### [Written exercise]
Quote all entries in full, exactly.

##########

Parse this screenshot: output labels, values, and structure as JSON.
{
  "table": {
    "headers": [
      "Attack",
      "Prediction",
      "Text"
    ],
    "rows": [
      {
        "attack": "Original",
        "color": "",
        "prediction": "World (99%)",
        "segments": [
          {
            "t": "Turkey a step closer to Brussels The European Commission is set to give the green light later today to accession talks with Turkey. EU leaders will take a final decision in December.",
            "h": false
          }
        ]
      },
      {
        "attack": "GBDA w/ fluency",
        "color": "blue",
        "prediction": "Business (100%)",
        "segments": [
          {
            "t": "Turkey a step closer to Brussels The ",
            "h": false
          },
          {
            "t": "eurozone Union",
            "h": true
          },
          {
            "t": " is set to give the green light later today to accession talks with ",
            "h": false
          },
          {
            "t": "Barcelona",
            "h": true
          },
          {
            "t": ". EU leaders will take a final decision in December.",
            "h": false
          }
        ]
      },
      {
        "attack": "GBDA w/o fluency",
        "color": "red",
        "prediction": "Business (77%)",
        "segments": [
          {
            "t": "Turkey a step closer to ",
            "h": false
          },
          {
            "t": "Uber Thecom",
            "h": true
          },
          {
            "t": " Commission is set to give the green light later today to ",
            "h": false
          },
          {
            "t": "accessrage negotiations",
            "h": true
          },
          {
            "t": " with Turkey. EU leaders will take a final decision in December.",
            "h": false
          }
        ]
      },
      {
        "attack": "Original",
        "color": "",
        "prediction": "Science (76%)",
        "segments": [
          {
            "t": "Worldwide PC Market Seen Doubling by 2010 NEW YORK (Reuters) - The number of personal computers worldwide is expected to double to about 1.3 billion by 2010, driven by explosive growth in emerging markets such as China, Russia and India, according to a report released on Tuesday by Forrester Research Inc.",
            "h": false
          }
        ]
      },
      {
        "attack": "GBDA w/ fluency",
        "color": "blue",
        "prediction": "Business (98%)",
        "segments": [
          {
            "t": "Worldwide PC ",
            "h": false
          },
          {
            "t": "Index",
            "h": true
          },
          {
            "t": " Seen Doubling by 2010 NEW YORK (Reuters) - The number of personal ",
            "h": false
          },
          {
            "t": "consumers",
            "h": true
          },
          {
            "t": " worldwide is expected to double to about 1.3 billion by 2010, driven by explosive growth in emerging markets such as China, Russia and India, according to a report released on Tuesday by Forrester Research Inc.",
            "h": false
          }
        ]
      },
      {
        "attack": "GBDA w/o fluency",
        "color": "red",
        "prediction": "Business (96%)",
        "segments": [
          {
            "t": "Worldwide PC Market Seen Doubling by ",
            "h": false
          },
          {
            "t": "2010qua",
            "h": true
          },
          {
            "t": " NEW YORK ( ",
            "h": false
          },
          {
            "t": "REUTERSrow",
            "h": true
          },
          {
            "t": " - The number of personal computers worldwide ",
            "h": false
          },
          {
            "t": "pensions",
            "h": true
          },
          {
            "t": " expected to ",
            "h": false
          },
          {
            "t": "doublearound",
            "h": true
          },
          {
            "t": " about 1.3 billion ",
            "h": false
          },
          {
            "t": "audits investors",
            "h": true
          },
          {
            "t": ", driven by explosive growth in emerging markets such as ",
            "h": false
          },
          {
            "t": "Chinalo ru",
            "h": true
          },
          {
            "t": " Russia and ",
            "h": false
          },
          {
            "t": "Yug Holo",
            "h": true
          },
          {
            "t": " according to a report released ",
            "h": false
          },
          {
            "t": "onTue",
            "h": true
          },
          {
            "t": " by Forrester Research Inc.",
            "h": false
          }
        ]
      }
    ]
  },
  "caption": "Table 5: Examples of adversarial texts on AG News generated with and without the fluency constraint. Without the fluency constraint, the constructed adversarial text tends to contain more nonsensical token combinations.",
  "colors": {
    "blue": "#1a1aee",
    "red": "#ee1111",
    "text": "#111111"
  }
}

##########

### [Completed exercise]
Parse this screenshot: output labels, values, and structure as JSON.
{
  "table": {
    "headers": [
      "Attack",
      "Prediction",
      "Text"
    ],
    "rows": [
      {
        "attack": "Original",
        "color": "",
        "prediction": "World (99%)",
        "segments": [
          {
            "t": "Turkey a step closer to Brussels The European Commission is set to give the green light later today to accession talks with Turkey. EU leaders will take a final decision in December.",
            "h": false
          }
        ]
      },
      {
        "attack": "GBDA w/ fluency",
        "color": "blue",
        "prediction": "Business (100%)",
        "segments": [
          {
            "t": "Turkey a step closer to Brussels The ",
            "h": false
          },
          {
            "t": "eurozone Union",
            "h": true
          },
          {
            "t": " is set to give the green light later today to accession talks with ",
            "h": false
          },
          {
            "t": "Barcelona",
            "h": true
          },
          {
            "t": ". EU leaders will take a final decision in December.",
            "h": false
          }
        ]
      },
      {
        "attack": "GBDA w/o fluency",
        "color": "red",
        "prediction": "Business (77%)",
        "segments": [
          {
            "t": "Turkey a step closer to ",
            "h": false
          },
          {
            "t": "Uber Thecom",
            "h": true
          },
          {
            "t": " Commission is set to give the green light later today to ",
            "h": false
          },
          {
            "t": "accessrage negotiations",
            "h": true
          },
          {
            "t": " with Turkey. EU leaders will take a final decision in December.",
            "h": false
          }
        ]
      },
      {
        "attack": "Original",
        "color": "",
        "prediction": "Science (76%)",
        "segments": [
          {
            "t": "Worldwide PC Market Seen Doubling by 2010 NEW YORK (Reuters) - The number of personal computers worldwide is expected to double to about 1.3 billion by 2010, driven by explosive growth in emerging markets such as China, Russia and India, according to a report released on Tuesday by Forrester Research Inc.",
            "h": false
          }
        ]
      },
      {
        "attack": "GBDA w/ fluency",
        "color": "blue",
        "prediction": "Business (98%)",
        "segments": [
          {
            "t": "Worldwide PC ",
            "h": false
          },
          {
            "t": "Index",
            "h": true
          },
          {
            "t": " Seen Doubling by 2010 NEW YORK (Reuters) - The number of personal ",
            "h": false
          },
          {
            "t": "consumers",
            "h": true
          },
          {
            "t": " worldwide is expected to double to about 1.3 billion by 2010, driven by explosive growth in emerging markets such as China, Russia and India, according to a report released on Tuesday by Forrester Research Inc.",
            "h": false
          }
        ]
      },
      {
        "attack": "GBDA w/o fluency",
        "color": "red",
        "prediction": "Business (96%)",
        "segments": [
          {
            "t": "Worldwide PC Market Seen Doubling by ",
            "h": false
          },
          {
            "t": "2010qua",
            "h": true
          },
          {
            "t": " NEW YORK ( ",
            "h": false
          },
          {
            "t": "REUTERSrow",
            "h": true
          },
          {
            "t": " - The number of personal computers worldwide ",
            "h": false
          },
          {
            "t": "pensions",
            "h": true
          },
          {
            "t": " expected to ",
            "h": false
          },
          {
            "t": "doublearound",
            "h": true
          },
          {
            "t": " about 1.3 billion ",
            "h": false
          },
          {
            "t": "audits investors",
            "h": true
          },
          {
            "t": ", driven by explosive growth in emerging markets such as ",
            "h": false
          },
          {
            "t": "Chinalo ru",
            "h": true
          },
          {
            "t": " Russia and ",
            "h": false
          },
          {
            "t": "Yug Holo",
            "h": true
          },
          {
            "t": " according to a report released ",
            "h": false
          },
          {
            "t": "onTue",
            "h": true
          },
          {
            "t": " by Forrester Research Inc.",
            "h": false
          }
        ]
      }
    ]
  },
  "caption": "Table 5: Examples of adversarial texts on AG News generated with and without the fluency constraint. Without the fluency constraint, the constructed adversarial text tends to contain more nonsensical token combinations.",
  "colors": {
    "blue": "#1a1aee",
    "red": "#ee1111",
    "text": "#111111"
  }
}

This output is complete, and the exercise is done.